--- WHAT IS BEING ASKED ---
Write out the whole listing again, exactly.

--- MATERIAL TO PROCESS ---
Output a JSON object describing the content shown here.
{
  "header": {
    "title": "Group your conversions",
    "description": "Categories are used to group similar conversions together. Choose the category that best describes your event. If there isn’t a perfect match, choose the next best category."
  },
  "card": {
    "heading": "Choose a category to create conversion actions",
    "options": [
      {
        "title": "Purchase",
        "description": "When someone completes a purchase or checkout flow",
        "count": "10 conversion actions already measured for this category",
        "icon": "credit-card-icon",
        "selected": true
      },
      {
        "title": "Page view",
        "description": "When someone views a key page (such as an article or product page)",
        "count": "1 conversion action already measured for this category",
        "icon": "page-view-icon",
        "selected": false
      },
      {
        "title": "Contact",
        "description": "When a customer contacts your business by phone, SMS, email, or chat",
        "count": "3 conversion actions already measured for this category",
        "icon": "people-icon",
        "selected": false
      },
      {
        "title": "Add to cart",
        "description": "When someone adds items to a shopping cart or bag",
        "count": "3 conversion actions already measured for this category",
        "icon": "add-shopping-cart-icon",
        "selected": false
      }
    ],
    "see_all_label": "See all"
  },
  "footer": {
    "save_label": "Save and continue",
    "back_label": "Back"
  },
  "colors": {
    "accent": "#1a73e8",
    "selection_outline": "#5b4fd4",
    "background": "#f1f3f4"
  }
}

--- RESULT OF THE EXERCISE ---
Output a JSON object describing the content shown here.
{
  "header": {
    "title": "Group your conversions",
    "description": "Categories are used to group similar conversions together. Choose the category that best describes your event. If there isn’t a perfect match, choose the next best category."
  },
  "card": {
    "heading": "Choose a category to create conversion actions",
    "options": [
      {
        "title": "Purchase",
        "description": "When someone completes a purchase or checkout flow",
        "count": "10 conversion actions already measured for this category",
        "icon": "credit-card-icon",
        "selected": true
      },
      {
        "title": "Page view",
        "description": "When someone views a key page (such as an article or product page)",
        "count": "1 conversion action already measured for this category",
        "icon": "page-view-icon",
        "selected": false
      },
      {
        "title": "Contact",
        "description": "When a customer contacts your business by phone, SMS, email, or chat",
        "count": "3 conversion actions already measured for this category",
        "icon": "people-icon",
        "selected": false
      },
      {
        "title": "Add to cart",
        "description": "When someone adds items to a shopping cart or bag",
        "count": "3 conversion actions already measured for this category",
        "icon": "add-shopping-cart-icon",
        "selected": false
      }
    ],
    "see_all_label": "See all"
  },
  "footer": {
    "save_label": "Save and continue",
    "back_label": "Back"
  },
  "colors": {
    "accent": "#1a73e8",
    "selection_outline": "#5b4fd4",
    "background": "#f1f3f4"
  }
}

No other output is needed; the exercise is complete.